**WORK TO DO:** Repeat all of the material exactly as given.

begin DATA IN THIS EXERCISE

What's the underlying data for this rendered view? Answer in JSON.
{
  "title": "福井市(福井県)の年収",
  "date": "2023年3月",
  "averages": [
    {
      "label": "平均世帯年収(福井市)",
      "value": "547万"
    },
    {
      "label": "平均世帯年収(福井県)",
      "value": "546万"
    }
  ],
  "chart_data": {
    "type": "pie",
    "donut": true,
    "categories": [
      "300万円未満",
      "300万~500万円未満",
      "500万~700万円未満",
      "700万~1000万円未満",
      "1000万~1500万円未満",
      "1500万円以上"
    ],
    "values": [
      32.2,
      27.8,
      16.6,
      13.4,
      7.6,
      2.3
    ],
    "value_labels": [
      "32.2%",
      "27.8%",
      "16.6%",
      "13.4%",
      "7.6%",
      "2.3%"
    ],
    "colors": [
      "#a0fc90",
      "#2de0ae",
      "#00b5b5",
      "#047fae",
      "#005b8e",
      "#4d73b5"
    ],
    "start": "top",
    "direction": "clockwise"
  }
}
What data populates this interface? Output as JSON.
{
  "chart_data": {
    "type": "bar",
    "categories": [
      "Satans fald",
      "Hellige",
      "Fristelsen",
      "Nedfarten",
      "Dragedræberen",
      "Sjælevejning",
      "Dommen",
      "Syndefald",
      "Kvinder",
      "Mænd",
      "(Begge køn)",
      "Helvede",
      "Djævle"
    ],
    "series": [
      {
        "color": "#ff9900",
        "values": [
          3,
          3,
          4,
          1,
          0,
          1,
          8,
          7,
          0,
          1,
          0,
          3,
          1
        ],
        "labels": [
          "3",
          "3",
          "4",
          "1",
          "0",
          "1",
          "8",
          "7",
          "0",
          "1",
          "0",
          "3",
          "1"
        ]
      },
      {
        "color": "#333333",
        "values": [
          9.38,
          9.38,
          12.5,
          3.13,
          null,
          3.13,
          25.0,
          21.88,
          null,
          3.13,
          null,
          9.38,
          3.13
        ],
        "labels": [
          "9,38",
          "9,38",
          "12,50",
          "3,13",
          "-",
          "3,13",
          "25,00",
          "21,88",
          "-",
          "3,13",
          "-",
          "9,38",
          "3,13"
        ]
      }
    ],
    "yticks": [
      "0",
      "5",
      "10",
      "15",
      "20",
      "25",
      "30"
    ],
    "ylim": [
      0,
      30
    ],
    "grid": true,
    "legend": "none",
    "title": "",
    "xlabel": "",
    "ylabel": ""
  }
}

end DATA IN THIS EXERCISE

**EXERCISE OUTPUT:**
What's the underlying data for this rendered view? Answer in JSON.
{
  "title": "福井市(福井県)の年収",
  "date": "2023年3月",
  "averages": [
    {
      "label": "平均世帯年収(福井市)",
      "value": "547万"
    },
    {
      "label": "平均世帯年収(福井県)",
      "value": "546万"
    }
  ],
  "chart_data": {
    "type": "pie",
    "donut": true,
    "categories": [
      "300万円未満",
      "300万~500万円未満",
      "500万~700万円未満",
      "700万~1000万円未満",
      "1000万~1500万円未満",
      "1500万円以上"
    ],
    "values": [
      32.2,
      27.8,
      16.6,
      13.4,
      7.6,
      2.3
    ],
    "value_labels": [
      "32.2%",
      "27.8%",
      "16.6%",
      "13.4%",
      "7.6%",
      "2.3%"
    ],
    "colors": [
      "#a0fc90",
      "#2de0ae",
      "#00b5b5",
      "#047fae",
      "#005b8e",
      "#4d73b5"
    ],
    "start": "top",
    "direction": "clockwise"
  }
}
What data populates this interface? Output as JSON.
{
  "chart_data": {
    "type": "bar",
    "categories": [
      "Satans fald",
      "Hellige",
      "Fristelsen",
      "Nedfarten",
      "Dragedræberen",
      "Sjælevejning",
      "Dommen",
      "Syndefald",
      "Kvinder",
      "Mænd",
      "(Begge køn)",
      "Helvede",
      "Djævle"
    ],
    "series": [
      {
        "color": "#ff9900",
        "values": [
          3,
          3,
          4,
          1,
          0,
          1,
          8,
          7,
          0,
          1,
          0,
          3,
          1
        ],
        "labels": [
          "3",
          "3",
          "4",
          "1",
          "0",
          "1",
          "8",
          "7",
          "0",
          "1",
          "0",
          "3",
          "1"
        ]
      },
      {
        "color": "#333333",
        "values": [
          9.38,
          9.38,
          12.5,
          3.13,
          null,
          3.13,
          25.0,
          21.88,
          null,
          3.13,
          null,
          9.38,
          3.13
        ],
        "labels": [
          "9,38",
          "9,38",
          "12,50",
          "3,13",
          "-",
          "3,13",
          "25,00",
          "21,88",
          "-",
          "3,13",
          "-",
          "9,38",
          "3,13"
        ]
      }
    ],
    "yticks": [
      "0",
      "5",
      "10",
      "15",
      "20",
      "25",
      "30"
    ],
    "ylim": [
      0,
      30
    ],
    "grid": true,
    "legend": "none",
    "title": "",
    "xlabel": "",
    "ylabel": ""
  }
}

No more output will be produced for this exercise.